— START Supplied records —
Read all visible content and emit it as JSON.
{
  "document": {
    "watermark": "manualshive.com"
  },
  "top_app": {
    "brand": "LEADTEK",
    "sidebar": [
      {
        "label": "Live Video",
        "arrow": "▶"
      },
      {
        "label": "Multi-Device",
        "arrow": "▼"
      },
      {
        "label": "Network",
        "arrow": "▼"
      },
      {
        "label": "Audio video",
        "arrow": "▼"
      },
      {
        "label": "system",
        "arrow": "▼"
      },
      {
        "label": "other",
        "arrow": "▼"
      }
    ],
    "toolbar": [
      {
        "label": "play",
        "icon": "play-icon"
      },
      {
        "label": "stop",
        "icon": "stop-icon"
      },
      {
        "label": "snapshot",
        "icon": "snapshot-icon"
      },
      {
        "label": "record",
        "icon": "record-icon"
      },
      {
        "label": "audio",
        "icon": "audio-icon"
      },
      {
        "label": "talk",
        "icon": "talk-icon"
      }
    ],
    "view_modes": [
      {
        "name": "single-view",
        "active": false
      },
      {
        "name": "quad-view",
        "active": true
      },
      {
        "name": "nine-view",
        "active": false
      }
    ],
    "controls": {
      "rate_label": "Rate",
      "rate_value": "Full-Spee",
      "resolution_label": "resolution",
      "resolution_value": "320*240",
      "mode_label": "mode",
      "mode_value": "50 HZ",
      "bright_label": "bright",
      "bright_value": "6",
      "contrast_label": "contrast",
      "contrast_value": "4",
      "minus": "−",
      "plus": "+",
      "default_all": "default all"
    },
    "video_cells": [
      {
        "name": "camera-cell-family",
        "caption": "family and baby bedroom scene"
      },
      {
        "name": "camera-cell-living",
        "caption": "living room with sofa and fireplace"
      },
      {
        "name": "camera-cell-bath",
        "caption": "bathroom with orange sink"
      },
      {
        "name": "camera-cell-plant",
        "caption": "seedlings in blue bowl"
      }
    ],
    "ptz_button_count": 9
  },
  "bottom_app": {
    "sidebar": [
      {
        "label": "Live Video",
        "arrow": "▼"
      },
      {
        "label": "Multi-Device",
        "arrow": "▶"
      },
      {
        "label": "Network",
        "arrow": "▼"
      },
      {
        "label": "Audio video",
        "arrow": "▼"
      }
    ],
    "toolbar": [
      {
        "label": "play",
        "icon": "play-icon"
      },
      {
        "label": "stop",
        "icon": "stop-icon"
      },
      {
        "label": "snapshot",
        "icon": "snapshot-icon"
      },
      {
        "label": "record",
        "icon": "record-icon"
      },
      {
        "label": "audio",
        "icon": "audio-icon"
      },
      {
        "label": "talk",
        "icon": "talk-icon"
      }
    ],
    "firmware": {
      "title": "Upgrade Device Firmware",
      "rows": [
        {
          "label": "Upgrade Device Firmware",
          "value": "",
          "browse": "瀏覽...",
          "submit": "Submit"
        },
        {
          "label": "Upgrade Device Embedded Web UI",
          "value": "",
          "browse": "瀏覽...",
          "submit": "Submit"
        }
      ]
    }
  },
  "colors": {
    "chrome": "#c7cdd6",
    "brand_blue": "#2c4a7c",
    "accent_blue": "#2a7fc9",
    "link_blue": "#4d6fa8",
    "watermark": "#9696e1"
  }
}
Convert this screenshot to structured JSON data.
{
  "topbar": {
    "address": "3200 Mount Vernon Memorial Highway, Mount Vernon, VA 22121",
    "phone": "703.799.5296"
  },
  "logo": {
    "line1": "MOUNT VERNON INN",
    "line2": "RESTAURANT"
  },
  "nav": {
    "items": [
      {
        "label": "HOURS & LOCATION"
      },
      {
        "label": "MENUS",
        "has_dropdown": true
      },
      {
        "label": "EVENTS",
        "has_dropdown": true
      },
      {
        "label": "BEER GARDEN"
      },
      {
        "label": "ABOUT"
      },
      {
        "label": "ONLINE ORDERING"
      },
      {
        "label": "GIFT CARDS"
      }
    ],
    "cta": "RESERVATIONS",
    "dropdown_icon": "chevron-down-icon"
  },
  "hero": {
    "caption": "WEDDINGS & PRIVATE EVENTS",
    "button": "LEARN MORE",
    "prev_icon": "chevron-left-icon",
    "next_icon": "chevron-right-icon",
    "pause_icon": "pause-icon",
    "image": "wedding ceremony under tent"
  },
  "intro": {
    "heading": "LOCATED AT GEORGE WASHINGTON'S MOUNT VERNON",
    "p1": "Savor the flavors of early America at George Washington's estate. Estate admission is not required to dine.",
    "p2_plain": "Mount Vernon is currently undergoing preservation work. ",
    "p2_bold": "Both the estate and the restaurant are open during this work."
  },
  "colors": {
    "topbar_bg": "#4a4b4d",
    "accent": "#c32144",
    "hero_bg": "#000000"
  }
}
— END Supplied records —
Copy all the lines, exactly.

Read all visible content and emit it as JSON.
{
  "document": {
    "watermark": "manualshive.com"
  },
  "top_app": {
    "brand": "LEADTEK",
    "sidebar": [
      {
        "label": "Live Video",
        "arrow": "▶"
      },
      {
        "label": "Multi-Device",
        "arrow": "▼"
      },
      {
        "label": "Network",
        "arrow": "▼"
      },
      {
        "label": "Audio video",
        "arrow": "▼"
      },
      {
        "label": "system",
        "arrow": "▼"
      },
      {
        "label": "other",
        "arrow": "▼"
      }
    ],
    "toolbar": [
      {
        "label": "play",
        "icon": "play-icon"
      },
      {
        "label": "stop",
        "icon": "stop-icon"
      },
      {
        "label": "snapshot",
        "icon": "snapshot-icon"
      },
      {
        "label": "record",
        "icon": "record-icon"
      },
      {
        "label": "audio",
        "icon": "audio-icon"
      },
      {
        "label": "talk",
        "icon": "talk-icon"
      }
    ],
    "view_modes": [
      {
        "name": "single-view",
        "active": false
      },
      {
        "name": "quad-view",
        "active": true
      },
      {
        "name": "nine-view",
        "active": false
      }
    ],
    "controls": {
      "rate_label": "Rate",
      "rate_value": "Full-Spee",
      "resolution_label": "resolution",
      "resolution_value": "320*240",
      "mode_label": "mode",
      "mode_value": "50 HZ",
      "bright_label": "bright",
      "bright_value": "6",
      "contrast_label": "contrast",
      "contrast_value": "4",
      "minus": "−",
      "plus": "+",
      "default_all": "default all"
    },
    "video_cells": [
      {
        "name": "camera-cell-family",
        "caption": "family and baby bedroom scene"
      },
      {
        "name": "camera-cell-living",
        "caption": "living room with sofa and fireplace"
      },
      {
        "name": "camera-cell-bath",
        "caption": "bathroom with orange sink"
      },
      {
        "name": "camera-cell-plant",
        "caption": "seedlings in blue bowl"
      }
    ],
    "ptz_button_count": 9
  },
  "bottom_app": {
    "sidebar": [
      {
        "label": "Live Video",
        "arrow": "▼"
      },
      {
        "label": "Multi-Device",
        "arrow": "▶"
      },
      {
        "label": "Network",
        "arrow": "▼"
      },
      {
        "label": "Audio video",
        "arrow": "▼"
      }
    ],
    "toolbar": [
      {
        "label": "play",
        "icon": "play-icon"
      },
      {
        "label": "stop",
        "icon": "stop-icon"
      },
      {
        "label": "snapshot",
        "icon": "snapshot-icon"
      },
      {
        "label": "record",
        "icon": "record-icon"
      },
      {
        "label": "audio",
        "icon": "audio-icon"
      },
      {
        "label": "talk",
        "icon": "talk-icon"
      }
    ],
    "firmware": {
      "title": "Upgrade Device Firmware",
      "rows": [
        {
          "label": "Upgrade Device Firmware",
          "value": "",
          "browse": "瀏覽...",
          "submit": "Submit"
        },
        {
          "label": "Upgrade Device Embedded Web UI",
          "value": "",
          "browse": "瀏覽...",
          "submit": "Submit"
        }
      ]
    }
  },
  "colors": {
    "chrome": "#c7cdd6",
    "brand_blue": "#2c4a7c",
    "accent_blue": "#2a7fc9",
    "link_blue": "#4d6fa8",
    "watermark": "#9696e1"
  }
}
Convert this screenshot to structured JSON data.
{
  "topbar": {
    "address": "3200 Mount Vernon Memorial Highway, Mount Vernon, VA 22121",
    "phone": "703.799.5296"
  },
  "logo": {
    "line1": "MOUNT VERNON INN",
    "line2": "RESTAURANT"
  },
  "nav": {
    "items": [
      {
        "label": "HOURS & LOCATION"
      },
      {
        "label": "MENUS",
        "has_dropdown": true
      },
      {
        "label": "EVENTS",
        "has_dropdown": true
      },
      {
        "label": "BEER GARDEN"
      },
      {
        "label": "ABOUT"
      },
      {
        "label": "ONLINE ORDERING"
      },
      {
        "label": "GIFT CARDS"
      }
    ],
    "cta": "RESERVATIONS",
    "dropdown_icon": "chevron-down-icon"
  },
  "hero": {
    "caption": "WEDDINGS & PRIVATE EVENTS",
    "button": "LEARN MORE",
    "prev_icon": "chevron-left-icon",
    "next_icon": "chevron-right-icon",
    "pause_icon": "pause-icon",
    "image": "wedding ceremony under tent"
  },
  "intro": {
    "heading": "LOCATED AT GEORGE WASHINGTON'S MOUNT VERNON",
    "p1": "Savor the flavors of early America at George Washington's estate. Estate admission is not required to dine.",
    "p2_plain": "Mount Vernon is currently undergoing preservation work. ",
    "p2_bold": "Both the estate and the restaurant are open during this work."
  },
  "colors": {
    "topbar_bg": "#4a4b4d",
    "accent": "#c32144",
    "hero_bg": "#000000"
  }
}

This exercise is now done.